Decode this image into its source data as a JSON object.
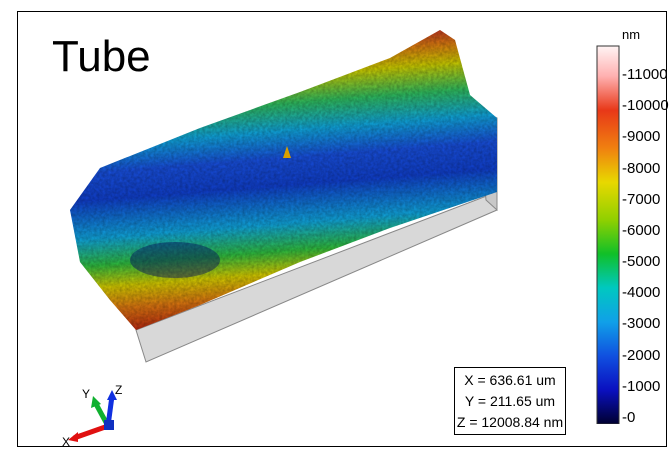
{
  "title": "Tube",
  "colorbar": {
    "unit": "nm",
    "ticks": [
      "11000",
      "10000",
      "9000",
      "8000",
      "7000",
      "6000",
      "5000",
      "4000",
      "3000",
      "2000",
      "1000",
      "0"
    ],
    "stops": [
      "#fff2f2",
      "#ff9a9a",
      "#e03010",
      "#f07a10",
      "#e8d800",
      "#8ed000",
      "#10c020",
      "#00c8c0",
      "#10a0e8",
      "#1050e0",
      "#0a10c0",
      "#000040"
    ]
  },
  "readout": {
    "x": "X = 636.61 um",
    "y": "Y = 211.65 um",
    "z": "Z = 12008.84 nm"
  },
  "axes_triad": {
    "x_label": "X",
    "y_label": "Y",
    "z_label": "Z"
  }
}
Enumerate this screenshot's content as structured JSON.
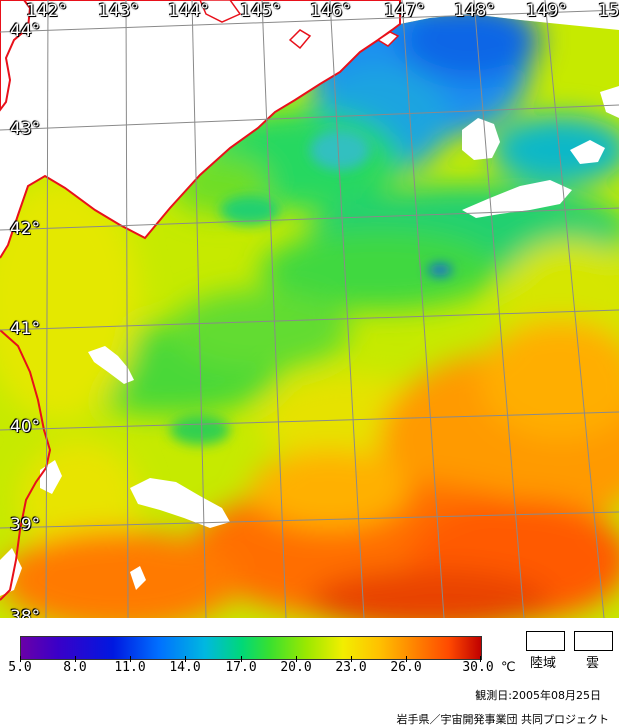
{
  "map": {
    "longitude_labels": [
      "142°",
      "143°",
      "144°",
      "145°",
      "146°",
      "147°",
      "148°",
      "149°",
      "15"
    ],
    "latitude_labels": [
      "44°",
      "43°",
      "42°",
      "41°",
      "40°",
      "39°",
      "38°"
    ],
    "colors": {
      "land": "#ffffff",
      "coast": "#e8101a",
      "grid": "#8a8a8a"
    }
  },
  "colorbar": {
    "ticks": [
      "5.0",
      "8.0",
      "11.0",
      "14.0",
      "17.0",
      "20.0",
      "23.0",
      "26.0",
      "30.0"
    ],
    "unit": "℃"
  },
  "legend": {
    "land_label": "陸域",
    "cloud_label": "雲"
  },
  "footer": {
    "observation_date": "観測日:2005年08月25日",
    "credit": "岩手県／宇宙開発事業団 共同プロジェクト"
  }
}
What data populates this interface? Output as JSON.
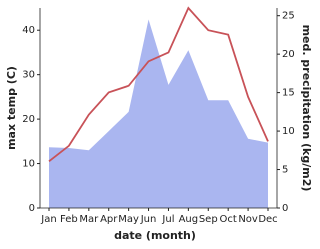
{
  "chart_data": {
    "type": "line",
    "x_label": "date (month)",
    "y_label": "max temp (C)",
    "y2_label": "med. precipitation (kg/m2)",
    "categories": [
      "Jan",
      "Feb",
      "Mar",
      "Apr",
      "May",
      "Jun",
      "Jul",
      "Aug",
      "Sep",
      "Oct",
      "Nov",
      "Dec"
    ],
    "ylim": [
      0,
      45
    ],
    "yticks": [
      0,
      10,
      20,
      30,
      40
    ],
    "y2lim": [
      0,
      26
    ],
    "y2ticks": [
      0,
      5,
      10,
      15,
      20,
      25
    ],
    "series": [
      {
        "name": "med. precipitation",
        "color": "#aab6f0",
        "axis": "y2",
        "fill": true,
        "values": [
          7.9,
          7.8,
          7.5,
          10,
          12.5,
          24.5,
          16,
          20.5,
          14,
          14,
          9,
          8.5
        ]
      },
      {
        "name": "max temp",
        "color": "#c85258",
        "values": [
          10.5,
          14,
          21,
          26,
          27.5,
          33,
          35,
          45,
          40,
          39,
          25,
          15
        ]
      }
    ]
  }
}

**Challenge:** Each record must be quoted in full and exactly. Do not include the pictures.

**Result of the exercise:**
Decode this image into its source data as a JSON object.
{
  "title": "Tube",
  "colorbar": {
    "unit": "nm",
    "ticks": [
      "11000",
      "10000",
      "9000",
      "8000",
      "7000",
      "6000",
      "5000",
      "4000",
      "3000",
      "2000",
      "1000",
      "0"
    ],
    "stops": [
      "#fff2f2",
      "#ff9a9a",
      "#e03010",
      "#f07a10",
      "#e8d800",
      "#8ed000",
      "#10c020",
      "#00c8c0",
      "#10a0e8",
      "#1050e0",
      "#0a10c0",
      "#000040"
    ]
  },
  "readout": {
    "x": "X = 636.61 um",
    "y": "Y = 211.65 um",
    "z": "Z = 12008.84 nm"
  },
  "axes_triad": {
    "x_label": "X",
    "y_label": "Y",
    "z_label": "Z"
  }
}
Enumerate this screenshot's content as structured JSON.
{
  "map": {
    "longitude_labels": [
      "142°",
      "143°",
      "144°",
      "145°",
      "146°",
      "147°",
      "148°",
      "149°",
      "15"
    ],
    "latitude_labels": [
      "44°",
      "43°",
      "42°",
      "41°",
      "40°",
      "39°",
      "38°"
    ],
    "colors": {
      "land": "#ffffff",
      "coast": "#e8101a",
      "grid": "#8a8a8a"
    }
  },
  "colorbar": {
    "ticks": [
      "5.0",
      "8.0",
      "11.0",
      "14.0",
      "17.0",
      "20.0",
      "23.0",
      "26.0",
      "30.0"
    ],
    "unit": "℃"
  },
  "legend": {
    "land_label": "陸域",
    "cloud_label": "雲"
  },
  "footer": {
    "observation_date": "観測日:2005年08月25日",
    "credit": "岩手県／宇宙開発事業団 共同プロジェクト"
  }
}
What data populates this interface? Output as JSON.
{
  "chart_data": {
    "type": "line",
    "x_label": "date (month)",
    "y_label": "max temp (C)",
    "y2_label": "med. precipitation (kg/m2)",
    "categories": [
      "Jan",
      "Feb",
      "Mar",
      "Apr",
      "May",
      "Jun",
      "Jul",
      "Aug",
      "Sep",
      "Oct",
      "Nov",
      "Dec"
    ],
    "ylim": [
      0,
      45
    ],
    "yticks": [
      0,
      10,
      20,
      30,
      40
    ],
    "y2lim": [
      0,
      26
    ],
    "y2ticks": [
      0,
      5,
      10,
      15,
      20,
      25
    ],
    "series": [
      {
        "name": "med. precipitation",
        "color": "#aab6f0",
        "axis": "y2",
        "fill": true,
        "values": [
          7.9,
          7.8,
          7.5,
          10,
          12.5,
          24.5,
          16,
          20.5,
          14,
          14,
          9,
          8.5
        ]
      },
      {
        "name": "max temp",
        "color": "#c85258",
        "values": [
          10.5,
          14,
          21,
          26,
          27.5,
          33,
          35,
          45,
          40,
          39,
          25,
          15
        ]
      }
    ]
  }
}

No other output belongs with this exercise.